▶ _Stated problem_: Look through the listing and locate every line containing the word "Englisch"; copy those lines.

— start Records for this exercise —

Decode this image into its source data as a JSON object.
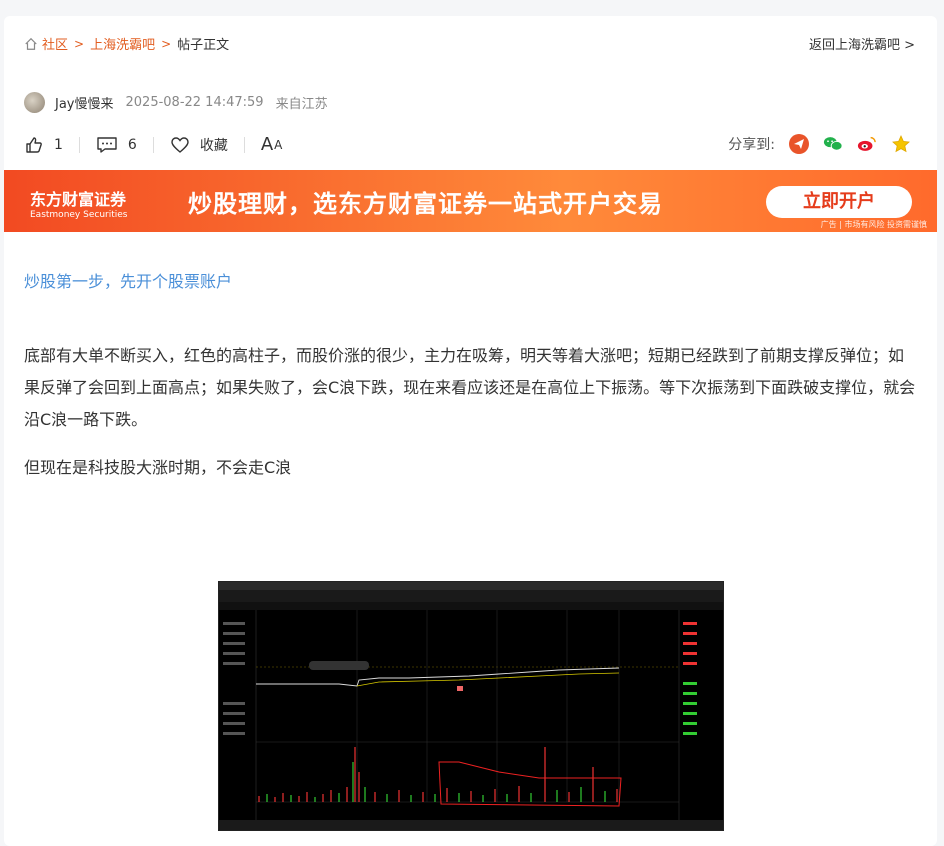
{
  "breadcrumb": {
    "items": [
      "社区",
      "上海洗霸吧",
      "帖子正文"
    ],
    "back_link": "返回上海洗霸吧"
  },
  "post": {
    "author": "Jay慢慢来",
    "time": "2025-08-22 14:47:59",
    "from": "来自江苏",
    "likes": "1",
    "comments": "6",
    "favorite_label": "收藏",
    "font_label": "A",
    "font_label_small": "A",
    "share_label": "分享到:"
  },
  "banner": {
    "logo_cn": "东方财富证券",
    "logo_en": "Eastmoney Securities",
    "slogan": "炒股理财，选东方财富证券一站式开户交易",
    "cta": "立即开户",
    "note": "广告 | 市场有风险 投资需谨慎"
  },
  "content": {
    "promo_link": "炒股第一步，先开个股票账户",
    "paragraph1": "底部有大单不断买入，红色的高柱子，而股价涨的很少，主力在吸筹，明天等着大涨吧；短期已经跌到了前期支撑反弹位；如果反弹了会回到上面高点；如果失败了，会C浪下跌，现在来看应该还是在高位上下振荡。等下次振荡到下面跌破支撑位，就会沿C浪一路下跌。",
    "paragraph2": "但现在是科技股大涨时期，不会走C浪"
  },
  "colors": {
    "accent": "#e25d20",
    "link": "#4a8fd8",
    "banner_start": "#f24a22",
    "banner_end": "#ff8a3a"
  },
  "icons": {
    "home": "home-icon",
    "like": "thumbs-up-icon",
    "comment": "comment-icon",
    "favorite": "heart-icon",
    "share_targets": [
      "telegram-icon",
      "wechat-icon",
      "weibo-icon",
      "star-icon"
    ]
  }
}
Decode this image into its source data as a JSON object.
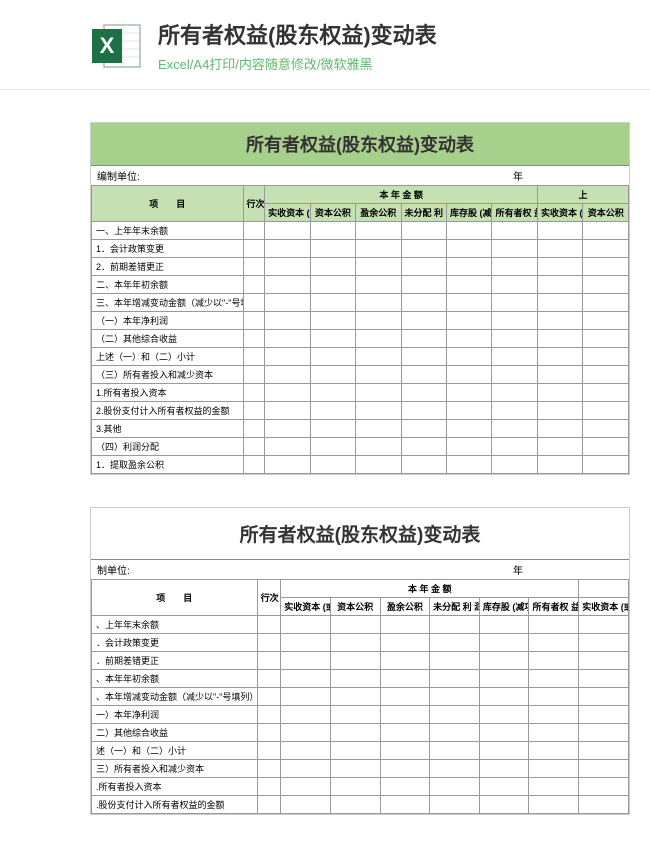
{
  "header": {
    "title": "所有者权益(股东权益)变动表",
    "subtitle": "Excel/A4打印/内容随意修改/微软雅黑"
  },
  "sheet": {
    "title": "所有者权益(股东权益)变动表",
    "unit_label": "编制单位:",
    "unit_label2": "制单位:",
    "year_label": "年",
    "header_item": "项　　目",
    "header_num": "行次",
    "header_group": "本 年 金 额",
    "header_group_right": "上",
    "cols": {
      "c1": "实收资本 (或股本)",
      "c2": "资本公积",
      "c3": "盈余公积",
      "c4": "未分配 利 润",
      "c5": "库存股 (减项)",
      "c6": "所有者权 益 合计",
      "c7": "实收资本 (或股本)",
      "c8": "资本公积"
    },
    "rows": [
      "一、上年年末余额",
      "1．会计政策变更",
      "2．前期差错更正",
      "二、本年年初余额",
      "三、本年增减变动金额（减少以\"-\"号填列）",
      "（一）本年净利润",
      "（二）其他综合收益",
      "上述（一）和（二）小计",
      "（三）所有者投入和减少资本",
      "1.所有者投入资本",
      "2.股份支付计入所有者权益的金额",
      "3.其他",
      "（四）利润分配",
      "1．提取盈余公积"
    ],
    "rows2": [
      "、上年年末余额",
      "．会计政策变更",
      "．前期差错更正",
      "、本年年初余额",
      "、本年增减变动金额（减少以\"-\"号填列）",
      "一）本年净利润",
      "二）其他综合收益",
      "述（一）和（二）小计",
      "三）所有者投入和减少资本",
      ".所有者投入资本",
      ".股份支付计入所有者权益的金额"
    ]
  }
}
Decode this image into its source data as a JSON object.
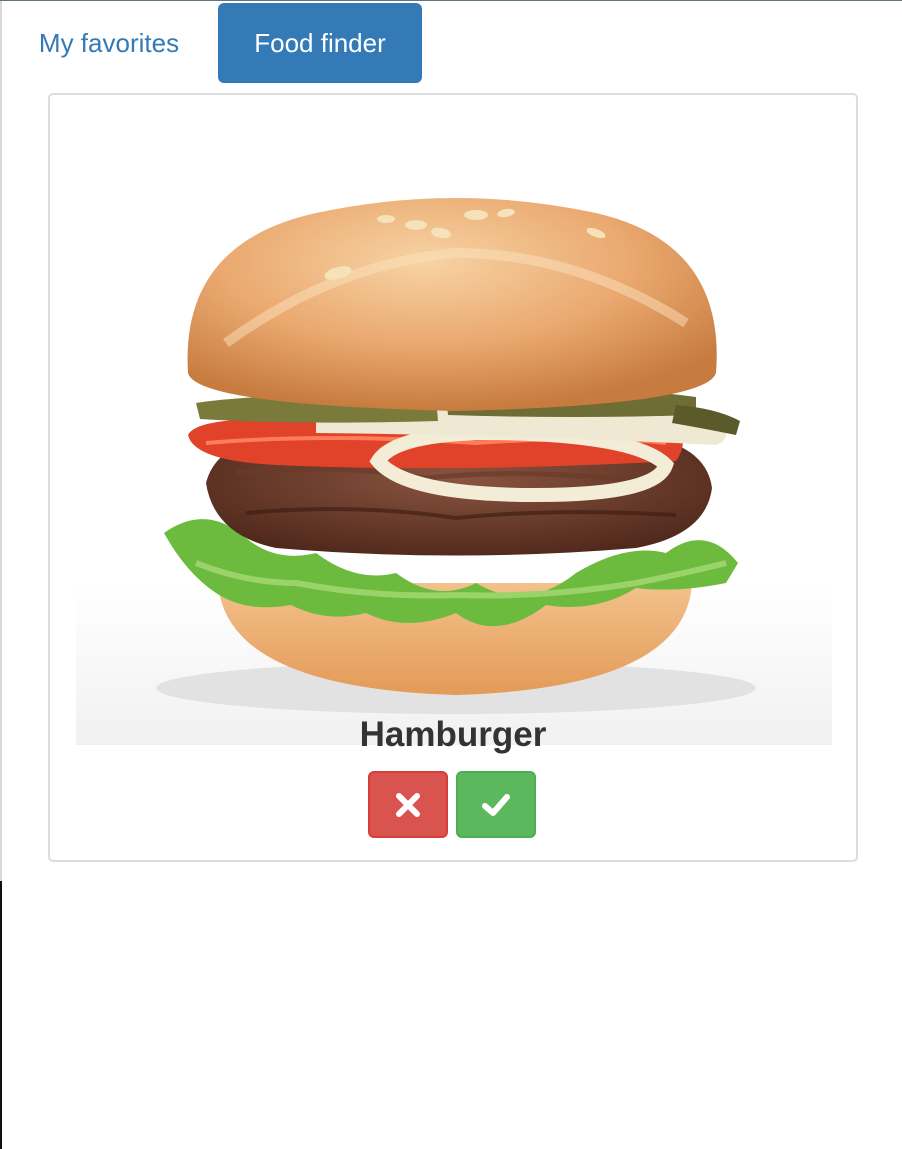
{
  "tabs": [
    {
      "label": "My favorites",
      "active": false
    },
    {
      "label": "Food finder",
      "active": true
    }
  ],
  "card": {
    "food_name": "Hamburger",
    "image_subject": "hamburger-photo",
    "reject_icon": "times-icon",
    "accept_icon": "check-icon"
  },
  "colors": {
    "primary": "#337ab7",
    "danger": "#d9534f",
    "success": "#5cb85c",
    "text": "#333333"
  }
}
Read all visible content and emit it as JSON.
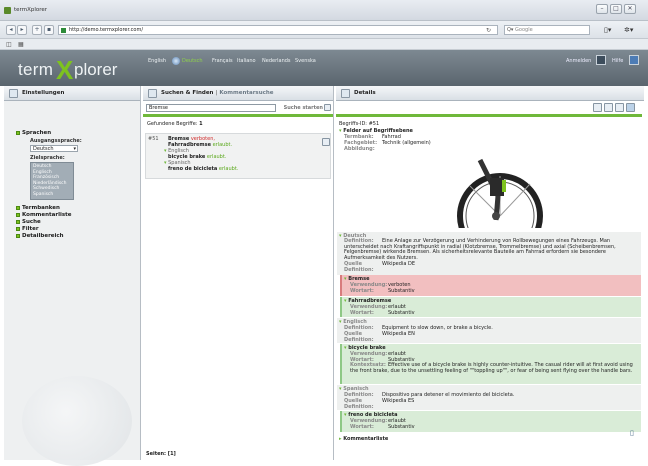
{
  "window": {
    "title": "termXplorer"
  },
  "browser": {
    "url": "http://demo.termxplorer.com/",
    "search_placeholder": "Google"
  },
  "brand": {
    "part1": "term",
    "x": "X",
    "part2": "plorer"
  },
  "languages": [
    "English",
    "Deutsch",
    "Français",
    "Italiano",
    "Nederlands",
    "Svenska"
  ],
  "active_language_index": 1,
  "header": {
    "login": "Anmelden",
    "help": "Hilfe"
  },
  "left": {
    "tab": "Einstellungen",
    "sprachen": "Sprachen",
    "ausgang_label": "Ausgangssprache:",
    "ausgang_value": "Deutsch",
    "ziel_label": "Zielsprache:",
    "ziel_options": [
      "Deutsch",
      "Englisch",
      "Französisch",
      "Niederländisch",
      "Schwedisch",
      "Spanisch"
    ],
    "sections": [
      "Termbanken",
      "Kommentarliste",
      "Suche",
      "Filter",
      "Detailbereich"
    ]
  },
  "mid": {
    "tab": "Suchen & Finden",
    "tab_sep": "|",
    "tab2": "Kommentarsuche",
    "search_value": "Bremse",
    "search_button": "Suche starten",
    "found_label": "Gefundene Begriffe:",
    "found_count": "1",
    "id": "#51",
    "t1": "Bremse",
    "t1s": "verboten,",
    "t2": "Fahrradbremse",
    "t2s": "erlaubt.",
    "lang_en": "Englisch",
    "t3": "bicycle brake",
    "t3s": "erlaubt.",
    "lang_es": "Spanisch",
    "t4": "freno de bicicleta",
    "t4s": "erlaubt.",
    "pages": "Seiten: [1]"
  },
  "right": {
    "tab": "Details",
    "begriff_id": "Begriffs-ID: #51",
    "felder": "Felder auf Begriffsebene",
    "termbank_l": "Termbank:",
    "termbank_v": "Fahrrad",
    "fach_l": "Fachgebiet:",
    "fach_v": "Technik (allgemein)",
    "abb_l": "Abbildung:",
    "deutsch": "Deutsch",
    "def_l": "Definition:",
    "def_de": "Eine Anlage zur Verzögerung und Verhinderung von Rollbewegungen eines Fahrzeugs. Man unterscheidet nach Kraftangriffspunkt in radial (Klotzbremse, Trommelbremse) und axial (Scheibenbremsen, Felgenbremse) wirkende Bremsen. Als sicherheitsrelevante Bauteile am Fahrrad erfordern sie besondere Aufmerksamkeit des Nutzers.",
    "quelle_l": "Quelle",
    "quelle_de": "Wikipedia DE",
    "def2_l": "Definition:",
    "bremse": "Bremse",
    "verw_l": "Verwendung:",
    "wortart_l": "Wortart:",
    "bremse_v": "verboten",
    "bremse_w": "Substantiv",
    "fahrrad": "Fahrradbremse",
    "fahrrad_v": "erlaubt",
    "fahrrad_w": "Substantiv",
    "englisch": "Englisch",
    "def_en": "Equipment to slow down, or brake a bicycle.",
    "quelle_en": "Wikipedia EN",
    "bb": "bicycle brake",
    "bb_v": "erlaubt",
    "bb_w": "Substantiv",
    "kontext_l": "Kontextsatz:",
    "bb_k": "Effective use of a bicycle brake is highly counter-intuitive. The casual rider will at first avoid using the front brake, due to the unsettling feeling of \"\"toppling up\"\", or fear of being sent flying over the handle bars.",
    "spanisch": "Spanisch",
    "def_es": "Dispositivo para detener el movimiento del bicicleta.",
    "quelle_es": "Wikipedia ES",
    "fb": "freno de bicicleta",
    "fb_v": "erlaubt",
    "fb_w": "Substantiv",
    "kommentar": "Kommentarliste"
  },
  "colors": {
    "accent_green": "#7dc21e",
    "header_gray": "#66717a",
    "red_box": "#f2bfc0",
    "green_box": "#d9ecd7"
  }
}
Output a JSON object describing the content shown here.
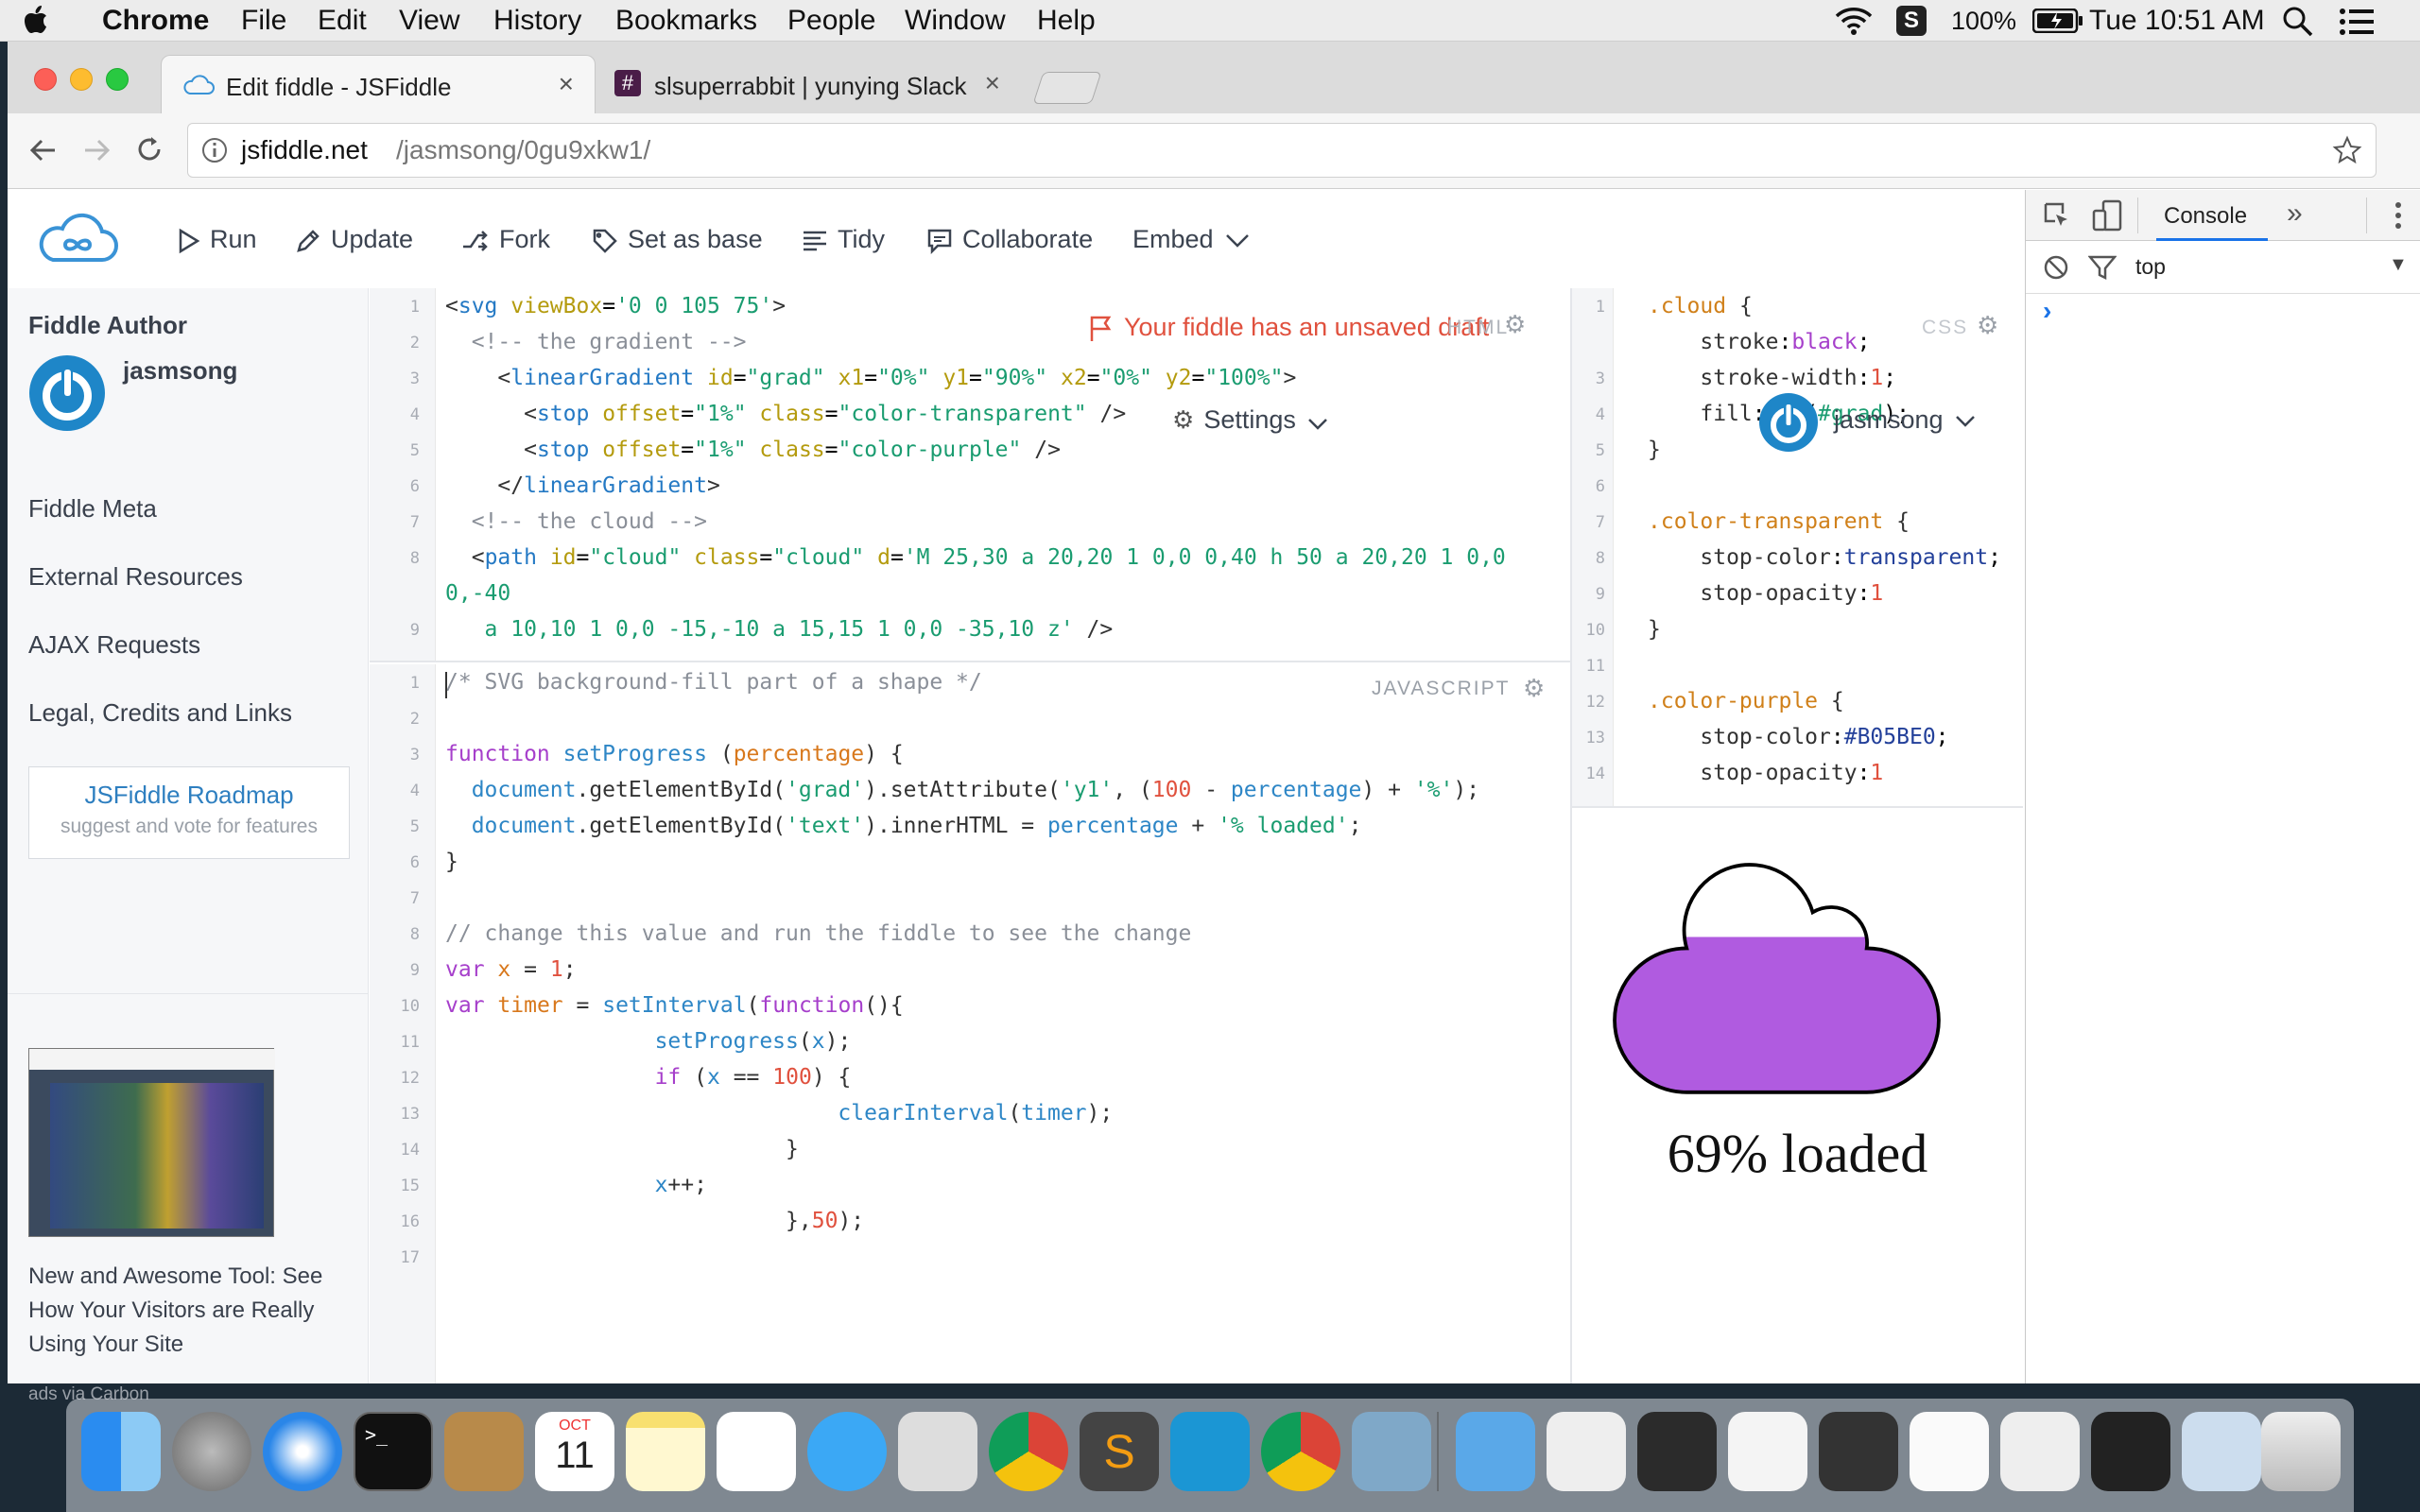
{
  "menubar": {
    "app": "Chrome",
    "items": [
      "File",
      "Edit",
      "View",
      "History",
      "Bookmarks",
      "People",
      "Window",
      "Help"
    ],
    "battery": "100%",
    "clock": "Tue 10:51 AM"
  },
  "tabs": [
    {
      "label": "Edit fiddle - JSFiddle"
    },
    {
      "label": "slsuperrabbit | yunying Slack"
    }
  ],
  "address": {
    "domain": "jsfiddle.net",
    "path": "/jasmsong/0gu9xkw1/"
  },
  "toolbar": {
    "run": "Run",
    "update": "Update",
    "fork": "Fork",
    "set_base": "Set as base",
    "tidy": "Tidy",
    "collaborate": "Collaborate",
    "embed": "Embed"
  },
  "notice": {
    "unsaved": "Your fiddle has an unsaved draft",
    "settings": "Settings",
    "user": "jasmsong"
  },
  "sidebar": {
    "author_heading": "Fiddle Author",
    "author_name": "jasmsong",
    "links": [
      "Fiddle Meta",
      "External Resources",
      "AJAX Requests",
      "Legal, Credits and Links"
    ],
    "roadmap_title": "JSFiddle Roadmap",
    "roadmap_sub": "suggest and vote for features",
    "ad_text": "New and Awesome Tool: See How Your Visitors are Really Using Your Site",
    "ad_credit": "ads via Carbon"
  },
  "panels": {
    "html_label": "HTML",
    "css_label": "CSS",
    "js_label": "JAVASCRIPT"
  },
  "result": {
    "loaded_text": "69% loaded",
    "fill_percent": 69,
    "fill_color": "#B05BE0"
  },
  "devtools": {
    "tab": "Console",
    "context": "top"
  },
  "dock": {
    "calendar_month": "OCT",
    "calendar_day": "11"
  }
}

— end Records for this exercise —

▶ _Completed task_:
      "Englisch",
    "lang_en": "Englisch",
    "englisch": "Englisch",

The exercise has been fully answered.